◆ PROBLEM STATEMENT
Track down each line that has the word "this" and copy it.

>>>

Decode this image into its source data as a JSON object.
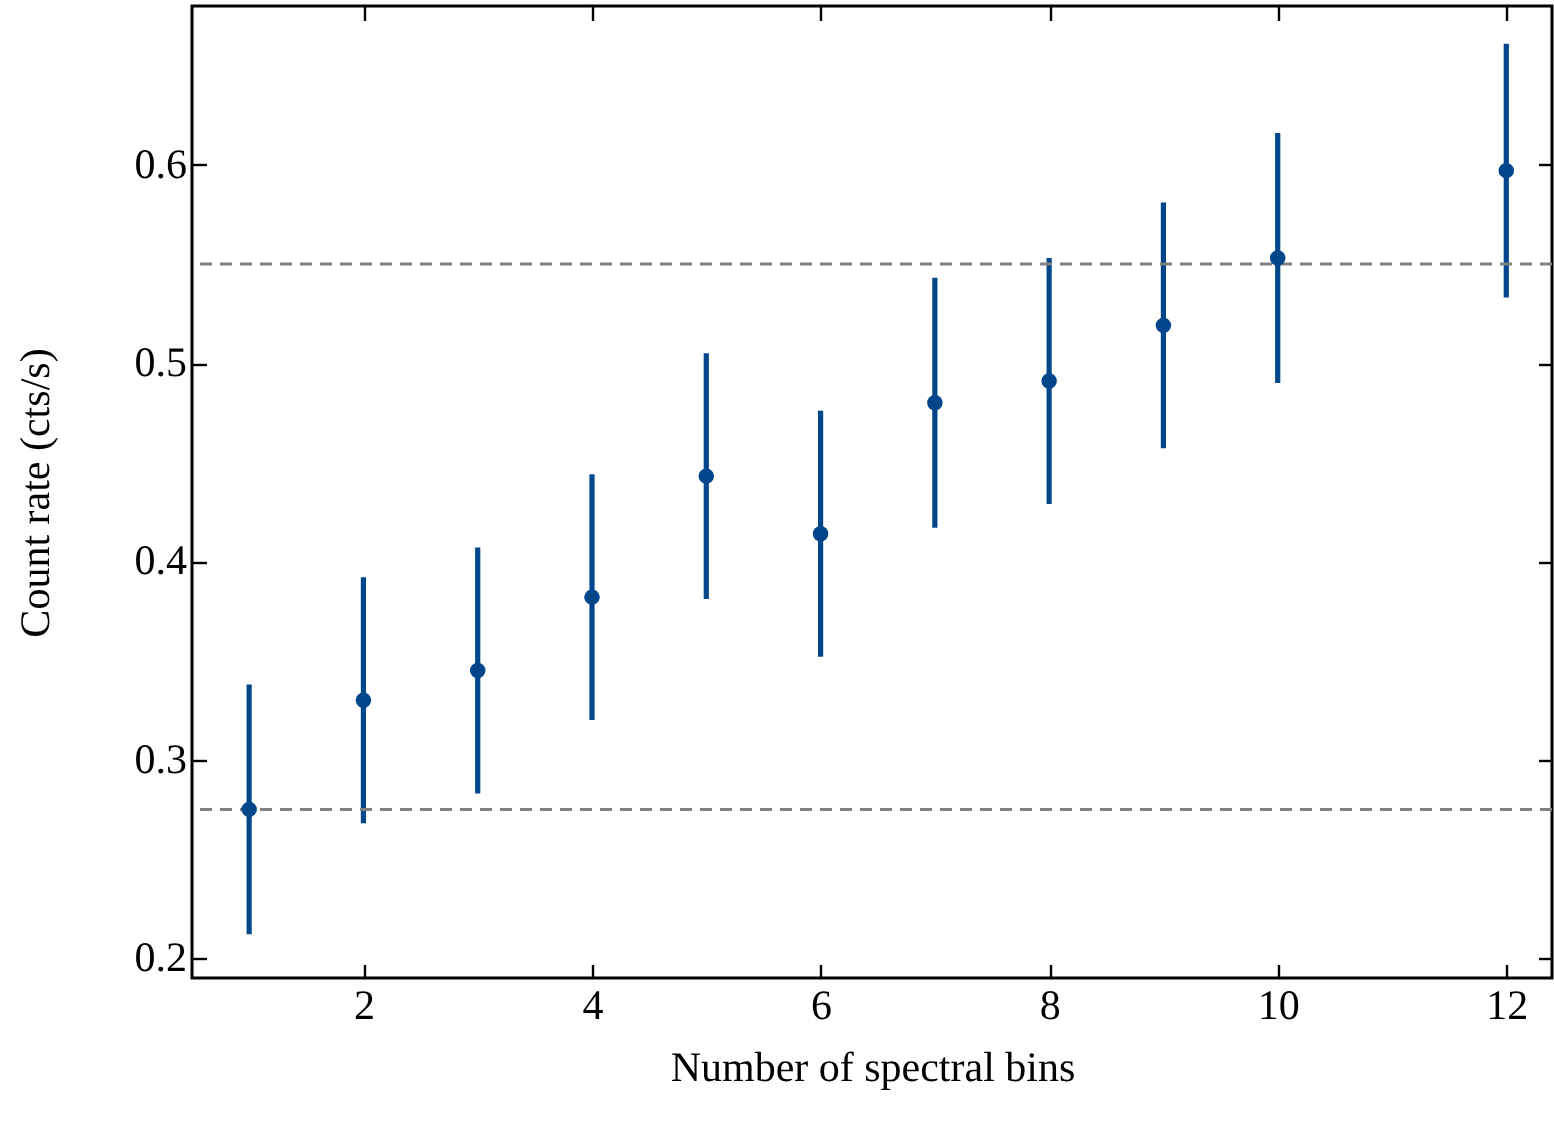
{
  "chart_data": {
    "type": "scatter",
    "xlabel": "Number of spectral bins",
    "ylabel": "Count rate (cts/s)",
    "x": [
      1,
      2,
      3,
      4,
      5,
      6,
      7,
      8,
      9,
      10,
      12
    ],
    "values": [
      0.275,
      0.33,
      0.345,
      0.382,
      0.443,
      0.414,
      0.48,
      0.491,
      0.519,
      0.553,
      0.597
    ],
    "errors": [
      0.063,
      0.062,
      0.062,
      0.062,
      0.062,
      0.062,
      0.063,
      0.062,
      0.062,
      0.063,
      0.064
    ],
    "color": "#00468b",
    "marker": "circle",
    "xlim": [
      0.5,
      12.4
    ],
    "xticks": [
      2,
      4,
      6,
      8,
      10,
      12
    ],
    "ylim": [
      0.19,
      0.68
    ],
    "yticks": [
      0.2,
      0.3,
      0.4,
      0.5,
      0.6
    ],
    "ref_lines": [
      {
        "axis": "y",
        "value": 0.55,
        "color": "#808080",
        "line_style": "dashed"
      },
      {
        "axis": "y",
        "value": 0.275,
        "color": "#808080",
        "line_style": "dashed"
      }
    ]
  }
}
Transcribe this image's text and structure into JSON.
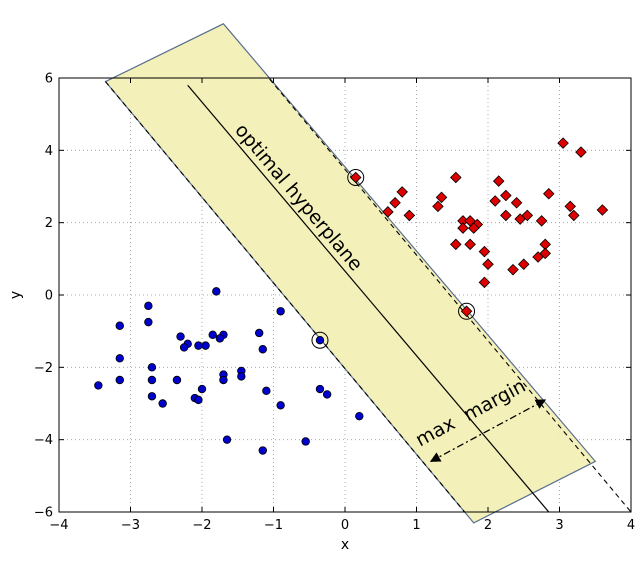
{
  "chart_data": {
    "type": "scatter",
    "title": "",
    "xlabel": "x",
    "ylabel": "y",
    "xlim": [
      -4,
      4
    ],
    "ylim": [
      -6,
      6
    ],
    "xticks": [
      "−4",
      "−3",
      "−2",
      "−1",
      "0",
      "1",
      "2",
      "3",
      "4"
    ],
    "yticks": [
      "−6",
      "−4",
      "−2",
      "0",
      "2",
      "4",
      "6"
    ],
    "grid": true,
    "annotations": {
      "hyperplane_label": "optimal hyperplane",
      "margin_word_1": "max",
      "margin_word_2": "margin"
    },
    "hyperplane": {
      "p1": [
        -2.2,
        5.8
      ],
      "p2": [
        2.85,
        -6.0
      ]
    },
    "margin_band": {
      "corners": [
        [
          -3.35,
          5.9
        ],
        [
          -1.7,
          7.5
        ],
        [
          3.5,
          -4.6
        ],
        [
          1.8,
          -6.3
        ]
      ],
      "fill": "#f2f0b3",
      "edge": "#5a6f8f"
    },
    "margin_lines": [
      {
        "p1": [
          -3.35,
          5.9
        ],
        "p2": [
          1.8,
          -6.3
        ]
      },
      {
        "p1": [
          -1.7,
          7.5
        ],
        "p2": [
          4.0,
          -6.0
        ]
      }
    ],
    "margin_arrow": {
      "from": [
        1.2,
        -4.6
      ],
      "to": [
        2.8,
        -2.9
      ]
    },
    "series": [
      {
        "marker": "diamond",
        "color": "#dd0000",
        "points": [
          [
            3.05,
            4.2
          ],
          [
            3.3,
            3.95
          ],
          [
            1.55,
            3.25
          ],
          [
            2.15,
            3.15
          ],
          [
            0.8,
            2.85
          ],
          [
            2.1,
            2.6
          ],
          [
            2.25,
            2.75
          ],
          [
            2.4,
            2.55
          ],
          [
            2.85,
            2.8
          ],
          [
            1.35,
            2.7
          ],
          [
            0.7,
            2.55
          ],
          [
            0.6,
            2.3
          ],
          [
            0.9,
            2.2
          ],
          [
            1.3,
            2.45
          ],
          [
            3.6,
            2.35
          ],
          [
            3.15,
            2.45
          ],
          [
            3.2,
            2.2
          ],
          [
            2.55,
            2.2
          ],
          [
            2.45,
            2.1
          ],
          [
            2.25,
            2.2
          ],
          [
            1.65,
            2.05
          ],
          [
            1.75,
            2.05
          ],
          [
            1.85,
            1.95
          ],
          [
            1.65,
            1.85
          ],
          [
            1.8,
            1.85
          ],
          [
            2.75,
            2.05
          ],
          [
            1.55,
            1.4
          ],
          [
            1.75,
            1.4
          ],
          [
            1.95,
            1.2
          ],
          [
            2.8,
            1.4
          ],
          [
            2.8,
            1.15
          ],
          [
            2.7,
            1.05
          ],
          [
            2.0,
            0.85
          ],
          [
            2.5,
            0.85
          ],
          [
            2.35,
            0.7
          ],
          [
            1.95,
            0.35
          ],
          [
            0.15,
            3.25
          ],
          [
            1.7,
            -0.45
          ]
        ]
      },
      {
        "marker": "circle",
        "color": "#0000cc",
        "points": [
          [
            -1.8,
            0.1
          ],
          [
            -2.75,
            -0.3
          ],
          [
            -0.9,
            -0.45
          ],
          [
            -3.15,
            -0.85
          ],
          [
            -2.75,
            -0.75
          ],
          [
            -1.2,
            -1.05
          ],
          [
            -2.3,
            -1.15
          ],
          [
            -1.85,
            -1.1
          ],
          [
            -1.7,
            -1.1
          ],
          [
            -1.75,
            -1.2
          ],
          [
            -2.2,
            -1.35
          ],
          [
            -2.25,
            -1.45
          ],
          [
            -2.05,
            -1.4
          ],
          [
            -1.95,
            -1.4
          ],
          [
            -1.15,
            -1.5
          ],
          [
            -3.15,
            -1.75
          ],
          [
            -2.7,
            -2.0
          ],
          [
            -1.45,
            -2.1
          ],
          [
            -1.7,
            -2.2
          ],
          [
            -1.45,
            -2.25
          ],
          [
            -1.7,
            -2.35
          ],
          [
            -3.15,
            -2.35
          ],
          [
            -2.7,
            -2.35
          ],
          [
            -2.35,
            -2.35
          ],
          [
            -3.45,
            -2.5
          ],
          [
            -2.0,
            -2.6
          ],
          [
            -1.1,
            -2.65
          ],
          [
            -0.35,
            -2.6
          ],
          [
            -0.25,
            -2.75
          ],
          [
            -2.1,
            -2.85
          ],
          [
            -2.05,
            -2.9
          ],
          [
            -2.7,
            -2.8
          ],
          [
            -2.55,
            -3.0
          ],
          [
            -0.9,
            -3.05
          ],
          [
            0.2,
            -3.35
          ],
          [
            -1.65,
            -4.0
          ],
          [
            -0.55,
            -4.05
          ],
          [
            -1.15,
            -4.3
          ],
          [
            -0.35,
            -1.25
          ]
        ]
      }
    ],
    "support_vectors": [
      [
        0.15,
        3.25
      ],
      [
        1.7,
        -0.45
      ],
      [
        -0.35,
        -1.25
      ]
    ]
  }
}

<<<
>>>

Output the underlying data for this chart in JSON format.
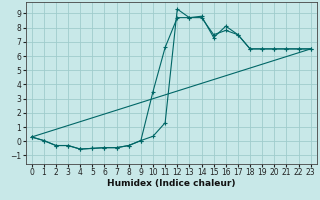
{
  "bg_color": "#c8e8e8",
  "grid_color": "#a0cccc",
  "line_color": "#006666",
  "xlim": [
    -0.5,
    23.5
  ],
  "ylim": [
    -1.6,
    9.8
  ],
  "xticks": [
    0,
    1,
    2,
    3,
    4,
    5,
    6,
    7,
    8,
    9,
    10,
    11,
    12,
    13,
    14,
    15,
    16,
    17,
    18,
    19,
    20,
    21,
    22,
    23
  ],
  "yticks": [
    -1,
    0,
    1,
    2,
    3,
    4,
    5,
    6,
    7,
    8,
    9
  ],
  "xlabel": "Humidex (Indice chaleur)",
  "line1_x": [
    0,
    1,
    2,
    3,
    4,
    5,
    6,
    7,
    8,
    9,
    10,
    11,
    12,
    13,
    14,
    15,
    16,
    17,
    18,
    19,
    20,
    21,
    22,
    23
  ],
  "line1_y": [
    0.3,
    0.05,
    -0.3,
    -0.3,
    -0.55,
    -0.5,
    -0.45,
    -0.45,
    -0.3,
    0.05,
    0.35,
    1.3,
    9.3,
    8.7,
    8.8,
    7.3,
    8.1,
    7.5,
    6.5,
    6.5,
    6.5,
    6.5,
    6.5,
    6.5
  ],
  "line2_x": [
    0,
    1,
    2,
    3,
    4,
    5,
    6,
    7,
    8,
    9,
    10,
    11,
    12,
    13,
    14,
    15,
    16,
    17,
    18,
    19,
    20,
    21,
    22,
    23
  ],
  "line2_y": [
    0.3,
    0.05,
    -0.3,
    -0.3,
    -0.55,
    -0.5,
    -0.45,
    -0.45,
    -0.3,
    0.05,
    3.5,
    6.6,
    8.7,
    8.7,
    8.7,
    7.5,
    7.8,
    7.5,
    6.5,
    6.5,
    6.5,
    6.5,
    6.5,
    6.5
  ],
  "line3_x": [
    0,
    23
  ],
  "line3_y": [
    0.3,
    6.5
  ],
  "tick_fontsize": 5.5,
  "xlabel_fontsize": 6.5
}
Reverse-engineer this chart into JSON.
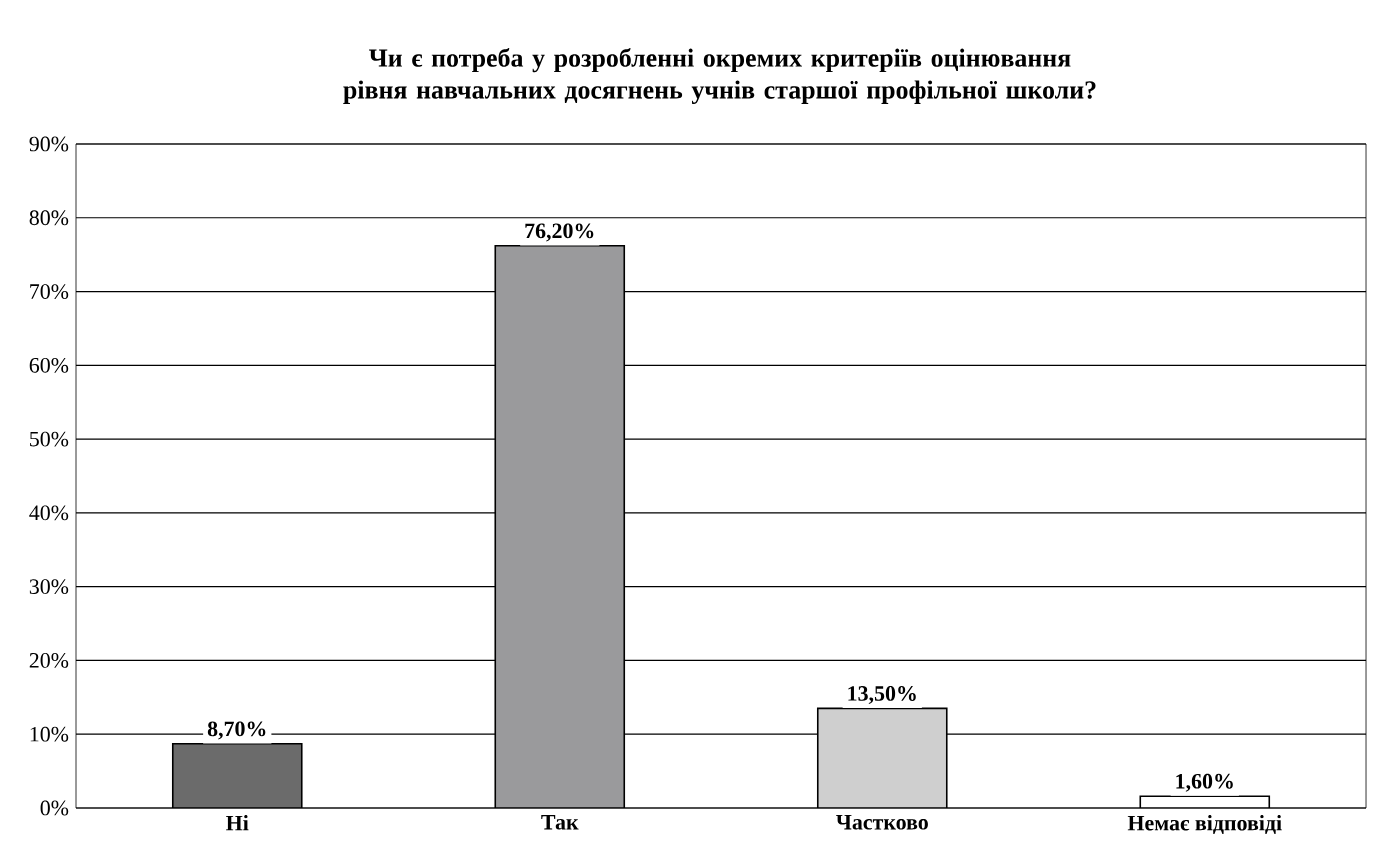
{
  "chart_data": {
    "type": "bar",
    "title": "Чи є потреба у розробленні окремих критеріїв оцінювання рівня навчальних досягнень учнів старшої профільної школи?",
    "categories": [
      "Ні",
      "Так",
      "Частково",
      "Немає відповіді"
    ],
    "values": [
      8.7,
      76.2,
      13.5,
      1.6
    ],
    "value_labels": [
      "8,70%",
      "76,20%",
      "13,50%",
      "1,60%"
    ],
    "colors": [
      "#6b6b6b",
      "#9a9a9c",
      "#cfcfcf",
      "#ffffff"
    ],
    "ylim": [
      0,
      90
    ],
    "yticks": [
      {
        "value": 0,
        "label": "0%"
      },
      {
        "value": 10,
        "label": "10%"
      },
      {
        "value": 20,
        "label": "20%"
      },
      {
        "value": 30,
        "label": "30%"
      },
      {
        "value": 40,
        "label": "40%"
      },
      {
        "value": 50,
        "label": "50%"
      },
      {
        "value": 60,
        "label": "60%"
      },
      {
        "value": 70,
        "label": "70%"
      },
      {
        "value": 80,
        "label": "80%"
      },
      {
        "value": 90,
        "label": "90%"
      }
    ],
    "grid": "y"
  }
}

<<<

◆ FULL SOLUTION
Decode this image into its source data as a JSON object.
Transcribe this image's text and structure into JSON.
Output the underlying data for this chart in JSON format.
Reverse-engineer this chart into JSON.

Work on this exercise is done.